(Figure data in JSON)

<<<<

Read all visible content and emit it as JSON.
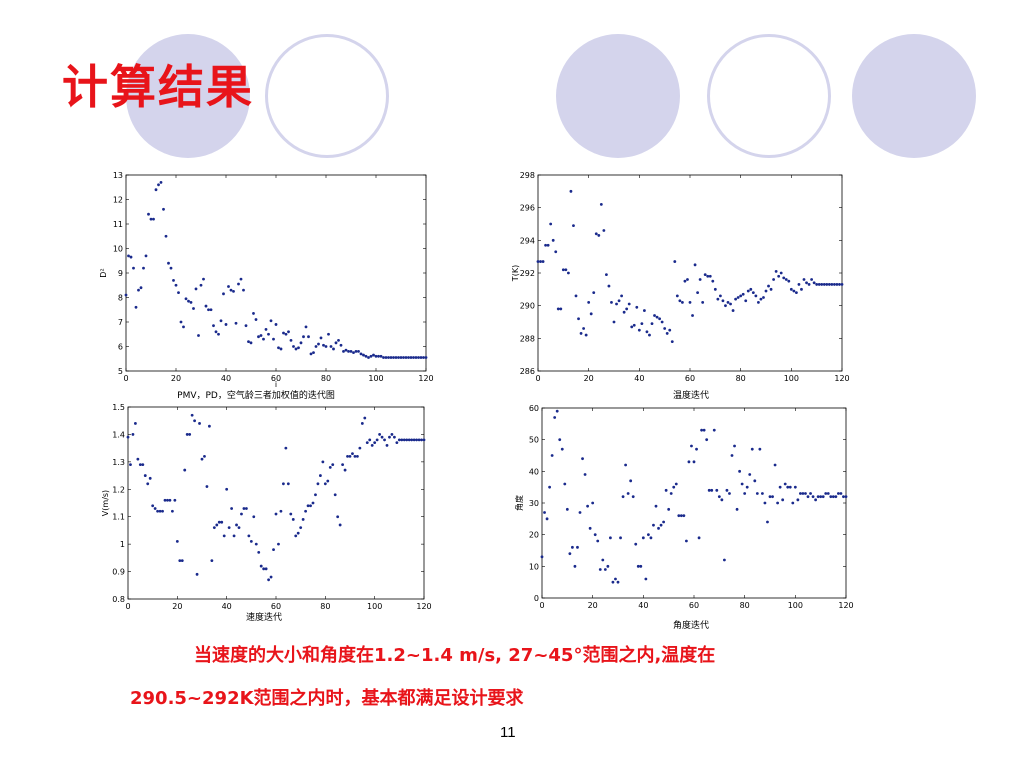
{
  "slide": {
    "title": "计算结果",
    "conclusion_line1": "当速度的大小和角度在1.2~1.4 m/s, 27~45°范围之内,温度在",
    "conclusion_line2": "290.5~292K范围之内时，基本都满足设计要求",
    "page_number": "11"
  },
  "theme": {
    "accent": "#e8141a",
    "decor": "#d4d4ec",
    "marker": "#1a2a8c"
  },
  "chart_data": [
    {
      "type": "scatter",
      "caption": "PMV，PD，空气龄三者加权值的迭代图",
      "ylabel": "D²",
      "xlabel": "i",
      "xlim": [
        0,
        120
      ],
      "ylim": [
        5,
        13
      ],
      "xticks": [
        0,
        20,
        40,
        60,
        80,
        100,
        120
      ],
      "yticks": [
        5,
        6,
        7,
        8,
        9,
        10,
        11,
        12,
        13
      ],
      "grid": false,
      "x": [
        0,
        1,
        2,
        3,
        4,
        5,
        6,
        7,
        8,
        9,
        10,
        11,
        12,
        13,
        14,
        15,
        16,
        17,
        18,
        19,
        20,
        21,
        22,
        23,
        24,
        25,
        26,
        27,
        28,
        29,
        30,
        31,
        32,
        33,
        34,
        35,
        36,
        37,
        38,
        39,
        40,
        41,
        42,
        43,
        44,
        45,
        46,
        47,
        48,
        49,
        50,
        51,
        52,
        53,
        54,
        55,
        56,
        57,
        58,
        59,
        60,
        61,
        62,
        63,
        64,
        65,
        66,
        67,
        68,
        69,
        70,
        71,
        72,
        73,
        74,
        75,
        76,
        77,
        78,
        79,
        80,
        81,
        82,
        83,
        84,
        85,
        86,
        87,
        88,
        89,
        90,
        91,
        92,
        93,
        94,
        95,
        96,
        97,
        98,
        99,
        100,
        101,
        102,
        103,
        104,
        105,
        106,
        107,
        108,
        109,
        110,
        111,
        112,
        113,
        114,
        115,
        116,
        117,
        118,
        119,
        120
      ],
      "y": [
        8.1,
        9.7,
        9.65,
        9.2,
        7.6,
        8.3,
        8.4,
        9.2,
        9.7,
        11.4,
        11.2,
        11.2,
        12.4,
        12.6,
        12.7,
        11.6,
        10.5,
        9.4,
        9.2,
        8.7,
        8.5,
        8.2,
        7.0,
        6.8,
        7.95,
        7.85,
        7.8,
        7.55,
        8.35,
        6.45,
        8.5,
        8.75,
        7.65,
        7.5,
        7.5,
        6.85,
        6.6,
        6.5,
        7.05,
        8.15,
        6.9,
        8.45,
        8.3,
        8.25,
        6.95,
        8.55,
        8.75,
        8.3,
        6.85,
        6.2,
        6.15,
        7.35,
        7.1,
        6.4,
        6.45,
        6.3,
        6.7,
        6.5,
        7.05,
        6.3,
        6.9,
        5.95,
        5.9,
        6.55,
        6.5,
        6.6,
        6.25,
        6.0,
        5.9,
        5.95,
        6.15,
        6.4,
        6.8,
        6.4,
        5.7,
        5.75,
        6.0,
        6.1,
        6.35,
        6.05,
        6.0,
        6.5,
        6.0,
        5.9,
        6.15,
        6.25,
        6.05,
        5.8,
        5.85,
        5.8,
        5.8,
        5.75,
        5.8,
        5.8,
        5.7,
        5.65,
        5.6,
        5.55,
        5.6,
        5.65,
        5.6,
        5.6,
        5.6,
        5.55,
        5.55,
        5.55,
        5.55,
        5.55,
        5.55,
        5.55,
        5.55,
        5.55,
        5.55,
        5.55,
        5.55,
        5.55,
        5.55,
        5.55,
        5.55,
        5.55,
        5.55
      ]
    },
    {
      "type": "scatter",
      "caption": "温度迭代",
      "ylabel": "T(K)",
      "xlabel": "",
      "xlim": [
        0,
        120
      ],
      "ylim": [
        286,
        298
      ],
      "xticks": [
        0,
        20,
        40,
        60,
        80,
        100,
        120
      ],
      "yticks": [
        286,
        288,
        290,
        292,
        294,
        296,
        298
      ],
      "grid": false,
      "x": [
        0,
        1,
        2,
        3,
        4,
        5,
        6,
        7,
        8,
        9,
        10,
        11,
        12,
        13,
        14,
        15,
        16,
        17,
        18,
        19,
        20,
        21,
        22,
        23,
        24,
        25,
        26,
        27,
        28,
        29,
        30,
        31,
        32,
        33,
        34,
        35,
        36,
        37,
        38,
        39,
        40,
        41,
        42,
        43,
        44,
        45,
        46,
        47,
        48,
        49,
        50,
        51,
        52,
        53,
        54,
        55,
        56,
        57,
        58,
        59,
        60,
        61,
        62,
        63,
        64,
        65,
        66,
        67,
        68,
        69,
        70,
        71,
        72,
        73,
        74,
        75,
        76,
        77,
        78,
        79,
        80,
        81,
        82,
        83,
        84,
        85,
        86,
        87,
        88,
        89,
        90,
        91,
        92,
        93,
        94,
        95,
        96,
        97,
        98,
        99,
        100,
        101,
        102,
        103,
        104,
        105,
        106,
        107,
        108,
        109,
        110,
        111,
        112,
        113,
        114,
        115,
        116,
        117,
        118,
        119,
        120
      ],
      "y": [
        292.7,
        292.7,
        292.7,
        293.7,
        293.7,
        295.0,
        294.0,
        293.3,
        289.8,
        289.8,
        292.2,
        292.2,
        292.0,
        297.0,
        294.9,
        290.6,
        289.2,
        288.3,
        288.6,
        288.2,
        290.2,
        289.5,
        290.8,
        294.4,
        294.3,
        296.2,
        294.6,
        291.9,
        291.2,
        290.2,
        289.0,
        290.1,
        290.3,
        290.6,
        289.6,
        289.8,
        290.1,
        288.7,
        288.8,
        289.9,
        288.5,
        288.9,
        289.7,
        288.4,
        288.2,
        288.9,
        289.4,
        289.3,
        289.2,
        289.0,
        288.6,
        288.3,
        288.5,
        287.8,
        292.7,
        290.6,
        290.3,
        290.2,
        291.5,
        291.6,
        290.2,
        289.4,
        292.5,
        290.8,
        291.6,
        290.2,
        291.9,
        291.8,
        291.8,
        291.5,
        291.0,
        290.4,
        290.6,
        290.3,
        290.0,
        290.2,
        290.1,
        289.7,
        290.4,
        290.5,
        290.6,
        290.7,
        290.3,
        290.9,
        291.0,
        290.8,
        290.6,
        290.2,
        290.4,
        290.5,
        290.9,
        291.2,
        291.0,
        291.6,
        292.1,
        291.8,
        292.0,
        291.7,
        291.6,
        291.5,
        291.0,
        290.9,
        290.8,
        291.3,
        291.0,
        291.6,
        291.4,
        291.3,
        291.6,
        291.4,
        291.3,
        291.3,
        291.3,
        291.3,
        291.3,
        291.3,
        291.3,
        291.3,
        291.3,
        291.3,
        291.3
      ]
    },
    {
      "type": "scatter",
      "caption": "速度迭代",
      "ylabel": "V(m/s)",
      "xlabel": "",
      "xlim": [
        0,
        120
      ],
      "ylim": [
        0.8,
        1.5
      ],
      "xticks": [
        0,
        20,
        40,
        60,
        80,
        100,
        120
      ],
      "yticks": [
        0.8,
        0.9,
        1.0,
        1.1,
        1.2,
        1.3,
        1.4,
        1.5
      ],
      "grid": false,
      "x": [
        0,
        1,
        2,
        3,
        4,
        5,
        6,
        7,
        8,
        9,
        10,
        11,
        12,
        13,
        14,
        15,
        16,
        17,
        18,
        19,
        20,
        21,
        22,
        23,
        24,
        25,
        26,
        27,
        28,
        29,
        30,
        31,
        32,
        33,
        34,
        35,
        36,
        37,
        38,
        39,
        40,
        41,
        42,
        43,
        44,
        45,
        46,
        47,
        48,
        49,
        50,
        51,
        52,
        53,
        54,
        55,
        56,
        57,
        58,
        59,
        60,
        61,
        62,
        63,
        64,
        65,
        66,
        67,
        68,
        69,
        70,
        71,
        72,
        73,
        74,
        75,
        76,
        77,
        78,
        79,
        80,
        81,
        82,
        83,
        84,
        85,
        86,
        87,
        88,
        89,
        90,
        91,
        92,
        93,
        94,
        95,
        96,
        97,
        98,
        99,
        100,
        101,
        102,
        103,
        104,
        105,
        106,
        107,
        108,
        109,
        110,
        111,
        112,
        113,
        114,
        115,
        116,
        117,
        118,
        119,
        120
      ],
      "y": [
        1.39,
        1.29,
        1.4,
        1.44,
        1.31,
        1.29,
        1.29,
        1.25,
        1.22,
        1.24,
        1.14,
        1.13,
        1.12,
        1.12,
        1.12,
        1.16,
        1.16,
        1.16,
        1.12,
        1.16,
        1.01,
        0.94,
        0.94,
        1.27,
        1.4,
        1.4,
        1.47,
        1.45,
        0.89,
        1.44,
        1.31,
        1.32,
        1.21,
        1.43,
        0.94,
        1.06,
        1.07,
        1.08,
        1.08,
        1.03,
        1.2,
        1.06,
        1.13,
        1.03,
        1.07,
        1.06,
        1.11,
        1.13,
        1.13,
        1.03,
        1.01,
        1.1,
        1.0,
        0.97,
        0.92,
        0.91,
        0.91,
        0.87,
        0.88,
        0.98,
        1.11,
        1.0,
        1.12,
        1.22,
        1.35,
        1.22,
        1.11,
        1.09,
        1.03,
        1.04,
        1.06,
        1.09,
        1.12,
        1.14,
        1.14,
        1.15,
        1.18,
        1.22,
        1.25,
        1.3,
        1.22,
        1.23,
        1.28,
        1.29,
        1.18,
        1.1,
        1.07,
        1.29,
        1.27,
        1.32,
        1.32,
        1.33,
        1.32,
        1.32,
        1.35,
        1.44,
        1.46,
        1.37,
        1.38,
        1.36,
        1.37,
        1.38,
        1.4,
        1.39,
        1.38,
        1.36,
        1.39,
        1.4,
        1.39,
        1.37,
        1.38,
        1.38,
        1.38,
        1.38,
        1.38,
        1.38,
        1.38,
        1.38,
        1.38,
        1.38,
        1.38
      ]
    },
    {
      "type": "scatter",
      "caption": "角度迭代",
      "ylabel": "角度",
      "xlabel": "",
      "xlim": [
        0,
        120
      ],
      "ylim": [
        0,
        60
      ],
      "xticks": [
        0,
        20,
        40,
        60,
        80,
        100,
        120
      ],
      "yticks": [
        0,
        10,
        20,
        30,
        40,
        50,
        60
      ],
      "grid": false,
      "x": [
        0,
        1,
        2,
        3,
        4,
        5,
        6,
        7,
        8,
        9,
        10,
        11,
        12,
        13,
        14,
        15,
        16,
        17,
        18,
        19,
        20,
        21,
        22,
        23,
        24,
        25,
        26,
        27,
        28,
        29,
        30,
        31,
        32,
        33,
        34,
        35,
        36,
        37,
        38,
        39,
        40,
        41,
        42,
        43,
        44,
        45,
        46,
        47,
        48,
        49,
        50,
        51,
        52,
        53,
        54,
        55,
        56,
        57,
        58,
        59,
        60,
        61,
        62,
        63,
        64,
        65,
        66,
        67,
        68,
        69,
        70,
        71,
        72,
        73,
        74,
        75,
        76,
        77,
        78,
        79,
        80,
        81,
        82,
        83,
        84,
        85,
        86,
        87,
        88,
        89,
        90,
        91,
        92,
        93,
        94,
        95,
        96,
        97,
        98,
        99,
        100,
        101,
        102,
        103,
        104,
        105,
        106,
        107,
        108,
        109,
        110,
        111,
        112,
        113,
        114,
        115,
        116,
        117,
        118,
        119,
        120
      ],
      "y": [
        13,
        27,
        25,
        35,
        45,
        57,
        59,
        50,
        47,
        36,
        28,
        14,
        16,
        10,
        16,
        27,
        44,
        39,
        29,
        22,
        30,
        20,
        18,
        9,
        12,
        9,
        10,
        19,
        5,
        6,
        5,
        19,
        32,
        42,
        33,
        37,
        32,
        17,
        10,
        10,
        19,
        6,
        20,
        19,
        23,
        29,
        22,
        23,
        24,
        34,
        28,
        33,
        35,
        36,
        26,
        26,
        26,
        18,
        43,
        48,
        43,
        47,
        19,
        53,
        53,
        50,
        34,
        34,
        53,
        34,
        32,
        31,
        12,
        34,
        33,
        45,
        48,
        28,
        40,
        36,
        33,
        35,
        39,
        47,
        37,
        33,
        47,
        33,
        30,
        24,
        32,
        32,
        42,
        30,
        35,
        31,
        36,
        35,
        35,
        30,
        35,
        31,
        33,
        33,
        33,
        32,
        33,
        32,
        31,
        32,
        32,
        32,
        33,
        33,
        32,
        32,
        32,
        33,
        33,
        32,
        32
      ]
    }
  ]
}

>>>>

Scan the listing above. Gather each line that contains the word "ylabel".

TASK RESULT
      "ylabel": "D²",
      "ylabel": "T(K)",
      "ylabel": "V(m/s)",
      "ylabel": "角度",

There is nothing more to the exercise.